**Fragmento del documento:**
....
He visto unas declaraciones de Barthes afirmando que ha leído Madame Bovary muchas veces, que le fascina el personaje y que es bipolar como, según ella, lo es Flaubert. Su interpretación de Emma (por cierto, muy bien representada por Mia Wasikowska) es lineal, pobre, convencional y si acaso, eso, dicotómica, entre una mujer ingenua y una especie de presuntuosa despilfarradora. Que tampoco es que sea injusto con el contenido de la obra. En buena medida, Madame Bovary es también un relato moralizante con la ética burguesa al estilo de Hoggarth y los posteriores moralistas victorianos: la virtud, el vicio, el lugar de la mujer, el qué dirán, la reputación, etc.
Pero la obra de Flaubert no es solo eso, ni muchísimo menos. Precisamente, esa supresión de los dos personajes mencionados, Boulanger y Berthe, eliminan dos facetas que componen la compleja personalidad de Emma: puede caer víctima de un superficial donjuán y carece de sentimientos maternos. Y esa es la cuestión, la clave del fracaso de esta respetable (pero inmensamente aburrida) película y, quizá de todas las versiones anteriores: Emma Bovary es un personaje literario extraordinario, con elementos quijotescos evidentes (señalados por el propio autor que decía saberse el Quijote de memoria) en sus lecturas y ensoñaciones y, como pasa con esos personajes, es un cúmulo de contradicciones, matices, negaciones y afirmaciones. No hay una Emma Bovary. Hay tantas como lectores.
....
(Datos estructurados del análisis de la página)

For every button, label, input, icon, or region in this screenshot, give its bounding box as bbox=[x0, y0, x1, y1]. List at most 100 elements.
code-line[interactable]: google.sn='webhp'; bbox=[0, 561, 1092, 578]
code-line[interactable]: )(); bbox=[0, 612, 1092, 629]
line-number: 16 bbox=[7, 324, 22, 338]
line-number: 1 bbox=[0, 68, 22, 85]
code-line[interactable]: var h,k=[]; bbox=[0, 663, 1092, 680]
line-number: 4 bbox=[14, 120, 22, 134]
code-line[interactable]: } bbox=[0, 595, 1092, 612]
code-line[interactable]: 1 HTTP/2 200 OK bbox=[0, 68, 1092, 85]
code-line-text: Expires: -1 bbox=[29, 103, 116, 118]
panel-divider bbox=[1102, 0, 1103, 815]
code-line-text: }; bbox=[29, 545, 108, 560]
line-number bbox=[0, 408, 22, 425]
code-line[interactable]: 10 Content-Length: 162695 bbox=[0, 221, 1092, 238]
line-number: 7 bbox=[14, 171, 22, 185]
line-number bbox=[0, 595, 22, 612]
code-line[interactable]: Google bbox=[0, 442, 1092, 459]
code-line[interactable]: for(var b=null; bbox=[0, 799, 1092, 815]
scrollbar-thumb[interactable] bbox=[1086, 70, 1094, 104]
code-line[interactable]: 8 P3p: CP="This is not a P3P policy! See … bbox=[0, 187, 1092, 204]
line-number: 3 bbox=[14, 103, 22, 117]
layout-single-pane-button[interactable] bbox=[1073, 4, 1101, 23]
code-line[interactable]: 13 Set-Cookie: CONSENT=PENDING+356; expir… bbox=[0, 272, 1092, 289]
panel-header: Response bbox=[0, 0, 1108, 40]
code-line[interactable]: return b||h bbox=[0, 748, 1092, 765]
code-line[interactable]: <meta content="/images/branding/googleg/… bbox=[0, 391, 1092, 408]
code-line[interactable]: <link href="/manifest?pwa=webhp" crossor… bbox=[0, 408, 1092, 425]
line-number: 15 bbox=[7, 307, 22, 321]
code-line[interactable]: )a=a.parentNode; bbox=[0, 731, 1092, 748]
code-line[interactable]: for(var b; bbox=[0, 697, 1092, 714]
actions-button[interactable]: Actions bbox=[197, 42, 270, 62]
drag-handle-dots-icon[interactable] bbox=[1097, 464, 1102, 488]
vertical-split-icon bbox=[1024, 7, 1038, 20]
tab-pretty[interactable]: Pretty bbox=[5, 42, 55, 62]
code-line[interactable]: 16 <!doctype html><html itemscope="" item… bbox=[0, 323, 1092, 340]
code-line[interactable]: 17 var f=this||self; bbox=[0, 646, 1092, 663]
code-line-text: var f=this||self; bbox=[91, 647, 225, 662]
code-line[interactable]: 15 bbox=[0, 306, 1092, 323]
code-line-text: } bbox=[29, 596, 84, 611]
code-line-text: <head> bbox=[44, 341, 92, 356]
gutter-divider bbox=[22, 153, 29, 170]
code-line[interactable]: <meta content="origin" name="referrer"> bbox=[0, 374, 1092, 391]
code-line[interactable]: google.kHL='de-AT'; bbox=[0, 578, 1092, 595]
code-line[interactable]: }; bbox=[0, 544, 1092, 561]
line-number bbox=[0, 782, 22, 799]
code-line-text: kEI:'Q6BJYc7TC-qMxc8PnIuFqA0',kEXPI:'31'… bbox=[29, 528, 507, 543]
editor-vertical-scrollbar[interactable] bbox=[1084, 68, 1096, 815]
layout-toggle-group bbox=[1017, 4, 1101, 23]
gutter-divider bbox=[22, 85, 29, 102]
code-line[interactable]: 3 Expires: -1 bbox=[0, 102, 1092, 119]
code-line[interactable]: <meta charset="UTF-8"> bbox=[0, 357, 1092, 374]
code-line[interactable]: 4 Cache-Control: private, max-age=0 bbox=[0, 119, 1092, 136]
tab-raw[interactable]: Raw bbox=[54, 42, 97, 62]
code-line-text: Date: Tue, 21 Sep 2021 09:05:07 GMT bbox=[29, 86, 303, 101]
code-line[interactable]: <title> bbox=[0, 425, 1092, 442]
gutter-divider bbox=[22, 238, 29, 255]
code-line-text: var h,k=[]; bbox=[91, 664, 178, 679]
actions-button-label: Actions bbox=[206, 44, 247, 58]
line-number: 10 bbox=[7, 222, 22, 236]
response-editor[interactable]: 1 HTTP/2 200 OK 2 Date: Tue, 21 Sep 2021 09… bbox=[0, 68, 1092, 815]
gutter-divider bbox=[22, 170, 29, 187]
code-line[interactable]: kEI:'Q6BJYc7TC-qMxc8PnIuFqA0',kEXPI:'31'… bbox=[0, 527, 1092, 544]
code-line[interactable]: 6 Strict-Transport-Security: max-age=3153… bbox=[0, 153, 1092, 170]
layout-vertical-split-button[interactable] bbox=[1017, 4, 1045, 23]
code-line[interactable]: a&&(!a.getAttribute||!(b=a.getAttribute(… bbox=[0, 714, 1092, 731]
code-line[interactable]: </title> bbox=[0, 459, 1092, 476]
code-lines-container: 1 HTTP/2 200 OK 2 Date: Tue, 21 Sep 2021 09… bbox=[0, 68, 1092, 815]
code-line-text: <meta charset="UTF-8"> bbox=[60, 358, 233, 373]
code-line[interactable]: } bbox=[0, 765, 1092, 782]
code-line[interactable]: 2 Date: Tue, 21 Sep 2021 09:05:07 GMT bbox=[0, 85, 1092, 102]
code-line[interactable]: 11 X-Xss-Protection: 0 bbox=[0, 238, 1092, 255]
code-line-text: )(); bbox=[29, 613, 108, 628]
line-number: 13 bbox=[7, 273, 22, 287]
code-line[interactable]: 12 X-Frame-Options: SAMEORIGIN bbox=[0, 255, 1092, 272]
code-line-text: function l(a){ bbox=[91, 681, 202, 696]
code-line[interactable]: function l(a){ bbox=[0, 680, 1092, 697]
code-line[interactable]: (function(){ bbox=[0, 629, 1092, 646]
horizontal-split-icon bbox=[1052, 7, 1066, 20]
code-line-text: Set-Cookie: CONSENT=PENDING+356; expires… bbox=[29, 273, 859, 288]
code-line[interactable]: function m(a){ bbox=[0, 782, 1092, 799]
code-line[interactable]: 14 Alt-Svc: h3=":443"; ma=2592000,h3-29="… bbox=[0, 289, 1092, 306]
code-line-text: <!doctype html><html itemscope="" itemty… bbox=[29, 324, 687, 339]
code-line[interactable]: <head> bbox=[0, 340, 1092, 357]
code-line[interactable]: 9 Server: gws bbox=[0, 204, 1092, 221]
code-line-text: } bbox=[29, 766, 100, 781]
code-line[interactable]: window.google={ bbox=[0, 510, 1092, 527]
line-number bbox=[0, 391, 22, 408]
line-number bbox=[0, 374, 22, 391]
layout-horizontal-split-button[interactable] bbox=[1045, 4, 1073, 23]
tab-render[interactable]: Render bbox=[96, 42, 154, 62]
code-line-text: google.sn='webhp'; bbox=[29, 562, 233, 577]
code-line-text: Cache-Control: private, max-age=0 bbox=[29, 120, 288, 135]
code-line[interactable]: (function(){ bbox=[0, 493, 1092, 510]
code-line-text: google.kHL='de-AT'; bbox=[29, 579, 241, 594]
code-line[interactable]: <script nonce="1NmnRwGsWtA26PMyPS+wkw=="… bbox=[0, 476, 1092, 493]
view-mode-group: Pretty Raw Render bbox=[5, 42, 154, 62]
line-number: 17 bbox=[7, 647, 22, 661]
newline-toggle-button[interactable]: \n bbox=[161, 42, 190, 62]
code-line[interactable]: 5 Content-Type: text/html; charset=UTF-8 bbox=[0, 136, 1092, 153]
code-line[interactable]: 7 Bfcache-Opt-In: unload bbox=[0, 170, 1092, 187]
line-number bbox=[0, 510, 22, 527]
....
**Tareas propuestas:**
1) Indica si cada afirmación concuerda con el texto sobre Madame Bovary y responde sí o no, citando literalmente las palabras del texto que lo deciden: (a) Mia Wasikowska interpreta bien a Emma. (b) La película resulta entretenida. (c) El autor de la novela decía saberse el Quijote de memoria.
2) Según el texto sobre Madame Bovary, ¿qué dos personajes se suprimen?
3) Retoma el texto sobre Madame Bovary a continuación de su última oración.

**Respuestas del ejercicio:**
1)
(a) Sí: "muy bien representada por Mia Wasikowska".
(b) No: "respetable (pero inmensamente aburrida) película".
(c) Sí: "señalados por el propio autor que decía saberse el Quijote de memoria".

2) Boulanger y Berthe.

3)
Y ahí está también, quizá, la explicación del problema. Es muy difícil, probablemente imposible, como señalaba antes, querer ser fiel al relato flaubertiano y hacer una buena película porque, precisamente, la discoincidencia de lenguajes -el literario y el cinematográfico- es máxima. Un ejemplo: Flaubert nos explica cómo y cuánto se aburre Emma en la aldea; Barthes tiene que mostrárnoslo y lo que consigue es que la aburrida sea su película.